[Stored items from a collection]
::::
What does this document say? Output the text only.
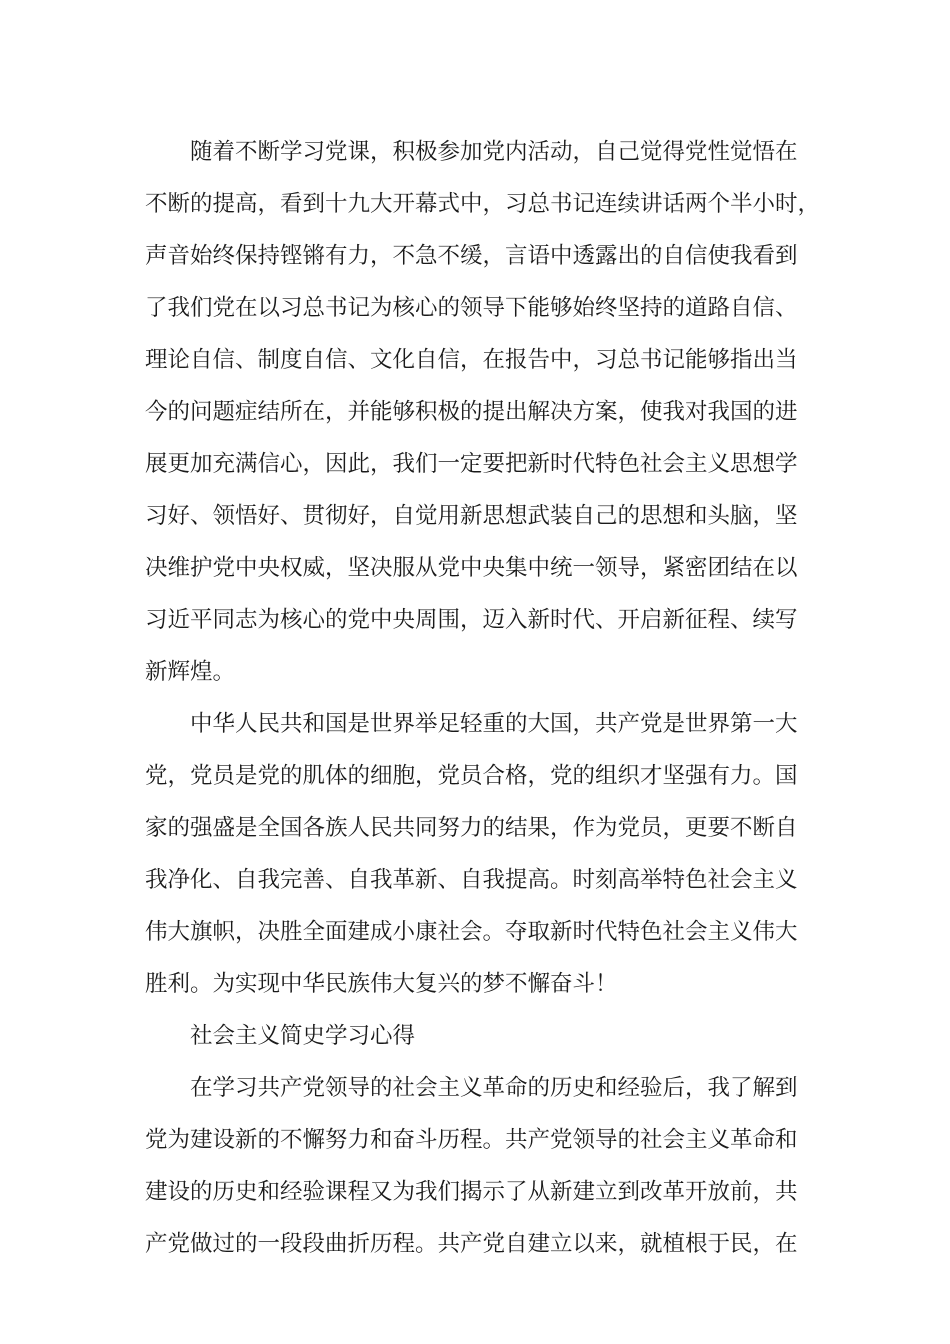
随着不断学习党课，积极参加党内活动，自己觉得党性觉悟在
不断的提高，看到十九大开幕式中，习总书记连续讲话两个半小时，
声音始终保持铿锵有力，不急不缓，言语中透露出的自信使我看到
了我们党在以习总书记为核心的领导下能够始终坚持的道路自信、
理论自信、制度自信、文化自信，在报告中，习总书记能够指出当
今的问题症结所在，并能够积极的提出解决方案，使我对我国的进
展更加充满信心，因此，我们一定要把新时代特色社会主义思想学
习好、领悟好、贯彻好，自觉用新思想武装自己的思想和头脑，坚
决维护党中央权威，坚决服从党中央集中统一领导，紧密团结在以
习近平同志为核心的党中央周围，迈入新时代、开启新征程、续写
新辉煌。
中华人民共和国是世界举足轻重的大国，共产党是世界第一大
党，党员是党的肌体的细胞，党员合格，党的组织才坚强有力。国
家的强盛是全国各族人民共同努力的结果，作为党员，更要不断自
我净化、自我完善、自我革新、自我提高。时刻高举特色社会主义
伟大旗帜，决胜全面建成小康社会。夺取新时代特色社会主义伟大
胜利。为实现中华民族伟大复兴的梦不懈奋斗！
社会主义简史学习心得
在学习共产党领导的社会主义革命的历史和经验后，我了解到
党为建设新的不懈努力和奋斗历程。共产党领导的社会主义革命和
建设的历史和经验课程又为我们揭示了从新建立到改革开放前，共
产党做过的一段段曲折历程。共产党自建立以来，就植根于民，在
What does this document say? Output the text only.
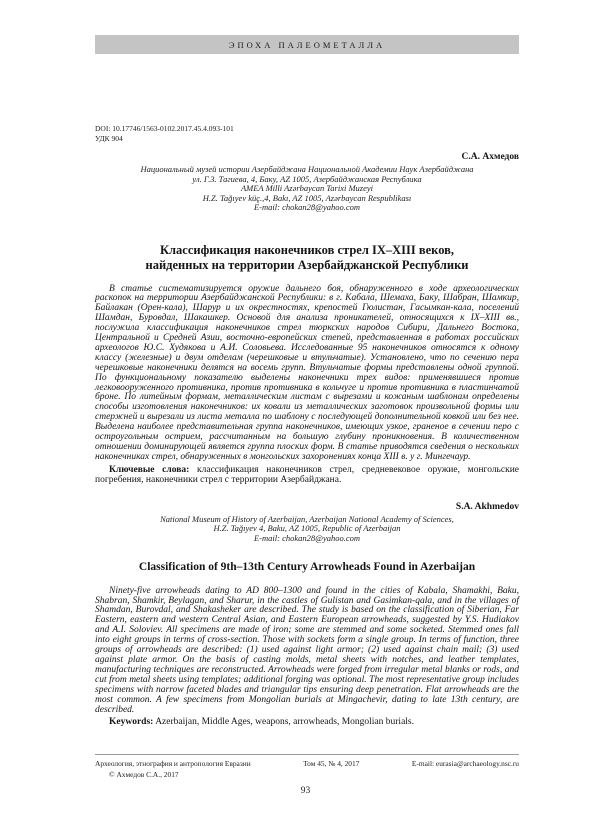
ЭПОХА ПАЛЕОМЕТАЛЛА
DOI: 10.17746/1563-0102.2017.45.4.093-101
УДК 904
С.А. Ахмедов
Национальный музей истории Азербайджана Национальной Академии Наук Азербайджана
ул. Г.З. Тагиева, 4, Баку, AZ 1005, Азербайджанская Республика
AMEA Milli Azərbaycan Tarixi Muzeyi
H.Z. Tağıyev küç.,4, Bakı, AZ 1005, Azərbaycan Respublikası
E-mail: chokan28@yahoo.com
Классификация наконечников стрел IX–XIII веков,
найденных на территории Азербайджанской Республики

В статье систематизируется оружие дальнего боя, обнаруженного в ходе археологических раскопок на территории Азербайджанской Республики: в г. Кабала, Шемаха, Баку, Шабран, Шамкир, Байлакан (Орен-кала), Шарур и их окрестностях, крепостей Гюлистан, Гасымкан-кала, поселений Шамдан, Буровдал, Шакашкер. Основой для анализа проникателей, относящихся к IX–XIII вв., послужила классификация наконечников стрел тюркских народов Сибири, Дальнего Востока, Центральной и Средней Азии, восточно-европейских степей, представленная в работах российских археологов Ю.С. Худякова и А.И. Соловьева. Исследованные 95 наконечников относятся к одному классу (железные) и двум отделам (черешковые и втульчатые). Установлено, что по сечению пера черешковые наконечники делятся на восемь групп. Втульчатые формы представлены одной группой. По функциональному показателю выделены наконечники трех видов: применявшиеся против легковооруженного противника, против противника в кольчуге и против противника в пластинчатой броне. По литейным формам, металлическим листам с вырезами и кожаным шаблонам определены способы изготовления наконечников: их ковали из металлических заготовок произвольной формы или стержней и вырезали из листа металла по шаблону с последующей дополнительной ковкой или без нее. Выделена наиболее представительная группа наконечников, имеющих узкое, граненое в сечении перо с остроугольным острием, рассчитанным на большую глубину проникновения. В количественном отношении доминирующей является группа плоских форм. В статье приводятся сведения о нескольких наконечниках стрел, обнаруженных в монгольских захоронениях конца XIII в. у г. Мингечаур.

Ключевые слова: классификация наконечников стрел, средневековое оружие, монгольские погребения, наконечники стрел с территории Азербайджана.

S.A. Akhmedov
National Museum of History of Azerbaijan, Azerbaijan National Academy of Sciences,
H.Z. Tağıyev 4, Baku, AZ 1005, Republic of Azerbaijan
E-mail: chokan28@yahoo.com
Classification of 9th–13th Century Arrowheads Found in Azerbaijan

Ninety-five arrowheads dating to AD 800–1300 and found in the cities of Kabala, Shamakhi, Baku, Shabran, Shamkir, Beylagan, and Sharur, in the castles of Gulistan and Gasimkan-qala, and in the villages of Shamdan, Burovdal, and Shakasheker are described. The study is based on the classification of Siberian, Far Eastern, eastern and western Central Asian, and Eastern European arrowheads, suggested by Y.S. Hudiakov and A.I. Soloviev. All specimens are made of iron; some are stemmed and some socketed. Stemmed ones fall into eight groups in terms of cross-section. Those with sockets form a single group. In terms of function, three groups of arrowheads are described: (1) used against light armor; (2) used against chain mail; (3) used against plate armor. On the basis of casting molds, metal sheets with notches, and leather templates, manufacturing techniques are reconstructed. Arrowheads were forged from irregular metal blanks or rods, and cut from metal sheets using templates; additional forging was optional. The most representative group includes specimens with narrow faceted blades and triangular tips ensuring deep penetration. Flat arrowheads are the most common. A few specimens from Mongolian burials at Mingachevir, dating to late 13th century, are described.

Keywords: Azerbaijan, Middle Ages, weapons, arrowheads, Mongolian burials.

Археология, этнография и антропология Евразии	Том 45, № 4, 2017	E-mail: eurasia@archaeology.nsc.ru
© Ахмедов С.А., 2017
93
::::
Copy out the data above exactly, except the pictures.

### Final answer
What does this document say? Output the text only.
随着不断学习党课，积极参加党内活动，自己觉得党性觉悟在
不断的提高，看到十九大开幕式中，习总书记连续讲话两个半小时，
声音始终保持铿锵有力，不急不缓，言语中透露出的自信使我看到
了我们党在以习总书记为核心的领导下能够始终坚持的道路自信、
理论自信、制度自信、文化自信，在报告中，习总书记能够指出当
今的问题症结所在，并能够积极的提出解决方案，使我对我国的进
展更加充满信心，因此，我们一定要把新时代特色社会主义思想学
习好、领悟好、贯彻好，自觉用新思想武装自己的思想和头脑，坚
决维护党中央权威，坚决服从党中央集中统一领导，紧密团结在以
习近平同志为核心的党中央周围，迈入新时代、开启新征程、续写
新辉煌。
中华人民共和国是世界举足轻重的大国，共产党是世界第一大
党，党员是党的肌体的细胞，党员合格，党的组织才坚强有力。国
家的强盛是全国各族人民共同努力的结果，作为党员，更要不断自
我净化、自我完善、自我革新、自我提高。时刻高举特色社会主义
伟大旗帜，决胜全面建成小康社会。夺取新时代特色社会主义伟大
胜利。为实现中华民族伟大复兴的梦不懈奋斗！
社会主义简史学习心得
在学习共产党领导的社会主义革命的历史和经验后，我了解到
党为建设新的不懈努力和奋斗历程。共产党领导的社会主义革命和
建设的历史和经验课程又为我们揭示了从新建立到改革开放前，共
产党做过的一段段曲折历程。共产党自建立以来，就植根于民，在
What does this document say? Output the text only.
ЭПОХА ПАЛЕОМЕТАЛЛА
DOI: 10.17746/1563-0102.2017.45.4.093-101
УДК 904
С.А. Ахмедов
Национальный музей истории Азербайджана Национальной Академии Наук Азербайджана
ул. Г.З. Тагиева, 4, Баку, AZ 1005, Азербайджанская Республика
AMEA Milli Azərbaycan Tarixi Muzeyi
H.Z. Tağıyev küç.,4, Bakı, AZ 1005, Azərbaycan Respublikası
E-mail: chokan28@yahoo.com
Классификация наконечников стрел IX–XIII веков,
найденных на территории Азербайджанской Республики

В статье систематизируется оружие дальнего боя, обнаруженного в ходе археологических раскопок на территории Азербайджанской Республики: в г. Кабала, Шемаха, Баку, Шабран, Шамкир, Байлакан (Орен-кала), Шарур и их окрестностях, крепостей Гюлистан, Гасымкан-кала, поселений Шамдан, Буровдал, Шакашкер. Основой для анализа проникателей, относящихся к IX–XIII вв., послужила классификация наконечников стрел тюркских народов Сибири, Дальнего Востока, Центральной и Средней Азии, восточно-европейских степей, представленная в работах российских археологов Ю.С. Худякова и А.И. Соловьева. Исследованные 95 наконечников относятся к одному классу (железные) и двум отделам (черешковые и втульчатые). Установлено, что по сечению пера черешковые наконечники делятся на восемь групп. Втульчатые формы представлены одной группой. По функциональному показателю выделены наконечники трех видов: применявшиеся против легковооруженного противника, против противника в кольчуге и против противника в пластинчатой броне. По литейным формам, металлическим листам с вырезами и кожаным шаблонам определены способы изготовления наконечников: их ковали из металлических заготовок произвольной формы или стержней и вырезали из листа металла по шаблону с последующей дополнительной ковкой или без нее. Выделена наиболее представительная группа наконечников, имеющих узкое, граненое в сечении перо с остроугольным острием, рассчитанным на большую глубину проникновения. В количественном отношении доминирующей является группа плоских форм. В статье приводятся сведения о нескольких наконечниках стрел, обнаруженных в монгольских захоронениях конца XIII в. у г. Мингечаур.

Ключевые слова: классификация наконечников стрел, средневековое оружие, монгольские погребения, наконечники стрел с территории Азербайджана.

S.A. Akhmedov
National Museum of History of Azerbaijan, Azerbaijan National Academy of Sciences,
H.Z. Tağıyev 4, Baku, AZ 1005, Republic of Azerbaijan
E-mail: chokan28@yahoo.com
Classification of 9th–13th Century Arrowheads Found in Azerbaijan

Ninety-five arrowheads dating to AD 800–1300 and found in the cities of Kabala, Shamakhi, Baku, Shabran, Shamkir, Beylagan, and Sharur, in the castles of Gulistan and Gasimkan-qala, and in the villages of Shamdan, Burovdal, and Shakasheker are described. The study is based on the classification of Siberian, Far Eastern, eastern and western Central Asian, and Eastern European arrowheads, suggested by Y.S. Hudiakov and A.I. Soloviev. All specimens are made of iron; some are stemmed and some socketed. Stemmed ones fall into eight groups in terms of cross-section. Those with sockets form a single group. In terms of function, three groups of arrowheads are described: (1) used against light armor; (2) used against chain mail; (3) used against plate armor. On the basis of casting molds, metal sheets with notches, and leather templates, manufacturing techniques are reconstructed. Arrowheads were forged from irregular metal blanks or rods, and cut from metal sheets using templates; additional forging was optional. The most representative group includes specimens with narrow faceted blades and triangular tips ensuring deep penetration. Flat arrowheads are the most common. A few specimens from Mongolian burials at Mingachevir, dating to late 13th century, are described.

Keywords: Azerbaijan, Middle Ages, weapons, arrowheads, Mongolian burials.

Археология, этнография и антропология Евразии	Том 45, № 4, 2017	E-mail: eurasia@archaeology.nsc.ru
© Ахмедов С.А., 2017
93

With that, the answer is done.